EXERCICE ÉCRIT A
Traduisez en anglais cette phrase du texte sur le protestantisme : « Le roi n’est plus Dieu mais son serviteur, il doit être à la hauteur de sa tâche. »
EXERCICE ÉCRIT B
Dans le texte sur le protestantisme, recopiez mot pour mot tout ce qui va de « Le protestantisme est » jusqu’à « démocratie qui s’endort. ».

TEXTE FOURNI
Le protestantisme est le produit et l’acteur d’un temps où se sèment les graines de notre démocratie moderne.

Dans la lignée d’un humanisme catholique qui le premier se met à traduire la Bible en langue populaire, le protestantisme pose un certain nombre de gestes qui en sont des bases. Il sème des bons grains et de l’ivraie… mais encore des herbes folles qui toujours bousculent la démocratie qui s’endort.

La première base est la désacralisation du monde, comme le souligne Michel Bertrand (voir page 18). Dieu ne se révèle plus dans le monde et un soi-disant ordre divin mais dans la seule parole. Tout devient relatif, tout peut se discuter – jusqu’à aujourd’hui : les formes de la famille, de ce qu’est être un homme ou une femme – éclairé par la parole. Le roi n’est plus Dieu mais son serviteur, il doit être à la hauteur de sa tâche. De l’écossais John Knox à Calvin, on théorise la légitimité de résister au roi méchant. Cet apport est durable : quand l’église confessante en Allemagne résiste à l’État nazi, c’est au nom de sa relativité, car le chrétien n’a qu’un seul guide (Führer), le Christ. Transformer l’État en église et l’église en autre chose qu’une réalité humaine relative devient une idolâtrie. Il n’y a donc plus d’autorités naturelles : elles n’ont pas à exiger à être respectée : elles doivent se faire respectable.

[Entrées de position des éléments]
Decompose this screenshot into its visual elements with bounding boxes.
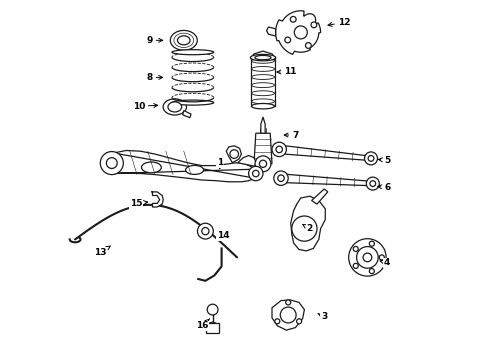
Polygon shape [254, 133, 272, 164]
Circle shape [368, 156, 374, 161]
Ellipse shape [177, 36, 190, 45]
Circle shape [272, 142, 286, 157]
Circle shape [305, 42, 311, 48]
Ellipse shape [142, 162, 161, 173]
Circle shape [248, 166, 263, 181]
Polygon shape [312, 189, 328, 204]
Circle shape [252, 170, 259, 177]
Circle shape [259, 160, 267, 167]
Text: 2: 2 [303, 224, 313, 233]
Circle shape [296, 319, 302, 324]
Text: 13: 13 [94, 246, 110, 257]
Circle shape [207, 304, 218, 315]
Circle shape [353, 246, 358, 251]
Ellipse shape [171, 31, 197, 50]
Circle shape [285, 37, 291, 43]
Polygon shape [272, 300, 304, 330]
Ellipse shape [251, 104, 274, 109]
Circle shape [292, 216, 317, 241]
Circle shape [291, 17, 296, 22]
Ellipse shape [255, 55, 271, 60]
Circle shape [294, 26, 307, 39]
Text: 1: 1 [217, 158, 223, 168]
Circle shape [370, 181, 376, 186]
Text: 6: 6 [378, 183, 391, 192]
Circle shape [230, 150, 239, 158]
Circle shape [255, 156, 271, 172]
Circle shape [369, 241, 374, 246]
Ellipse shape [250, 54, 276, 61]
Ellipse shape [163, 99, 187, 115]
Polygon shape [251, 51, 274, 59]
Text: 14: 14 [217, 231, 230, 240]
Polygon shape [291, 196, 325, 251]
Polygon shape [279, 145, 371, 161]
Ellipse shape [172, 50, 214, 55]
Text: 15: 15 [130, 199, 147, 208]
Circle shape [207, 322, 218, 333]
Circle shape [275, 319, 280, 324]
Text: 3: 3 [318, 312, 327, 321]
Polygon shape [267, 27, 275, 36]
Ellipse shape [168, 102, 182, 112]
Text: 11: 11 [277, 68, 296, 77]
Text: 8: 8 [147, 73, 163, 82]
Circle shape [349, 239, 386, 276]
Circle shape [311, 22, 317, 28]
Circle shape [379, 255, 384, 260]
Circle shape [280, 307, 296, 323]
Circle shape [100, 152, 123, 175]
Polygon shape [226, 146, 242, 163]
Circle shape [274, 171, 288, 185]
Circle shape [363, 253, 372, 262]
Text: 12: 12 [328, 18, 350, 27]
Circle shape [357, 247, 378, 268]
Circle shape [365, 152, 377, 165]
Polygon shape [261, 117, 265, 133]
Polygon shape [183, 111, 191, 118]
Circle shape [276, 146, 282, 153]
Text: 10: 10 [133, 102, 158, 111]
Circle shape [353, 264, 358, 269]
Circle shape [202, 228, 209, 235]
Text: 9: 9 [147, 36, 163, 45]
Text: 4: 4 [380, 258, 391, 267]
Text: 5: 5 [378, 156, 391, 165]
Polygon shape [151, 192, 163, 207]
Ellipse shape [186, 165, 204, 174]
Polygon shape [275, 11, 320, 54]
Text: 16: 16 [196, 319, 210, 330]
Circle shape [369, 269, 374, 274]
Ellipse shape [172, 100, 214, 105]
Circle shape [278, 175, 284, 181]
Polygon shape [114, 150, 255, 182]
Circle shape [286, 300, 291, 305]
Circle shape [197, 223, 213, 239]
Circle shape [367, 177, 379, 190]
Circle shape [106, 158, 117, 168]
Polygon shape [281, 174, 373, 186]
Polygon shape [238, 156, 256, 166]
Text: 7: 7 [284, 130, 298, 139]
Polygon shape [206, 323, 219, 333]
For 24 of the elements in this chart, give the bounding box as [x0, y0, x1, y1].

RÉSULTAT OBTENU A
The king is no longer God but his servant; he must be equal to his task.

RÉSULTAT OBTENU B
Le protestantisme est le produit et l’acteur d’un temps où se sèment les graines de notre démocratie moderne.

Dans la lignée d’un humanisme catholique qui le premier se met à traduire la Bible en langue populaire, le protestantisme pose un certain nombre de gestes qui en sont des bases. Il sème des bons grains et de l’ivraie… mais encore des herbes folles qui toujours bousculent la démocratie qui s’endort.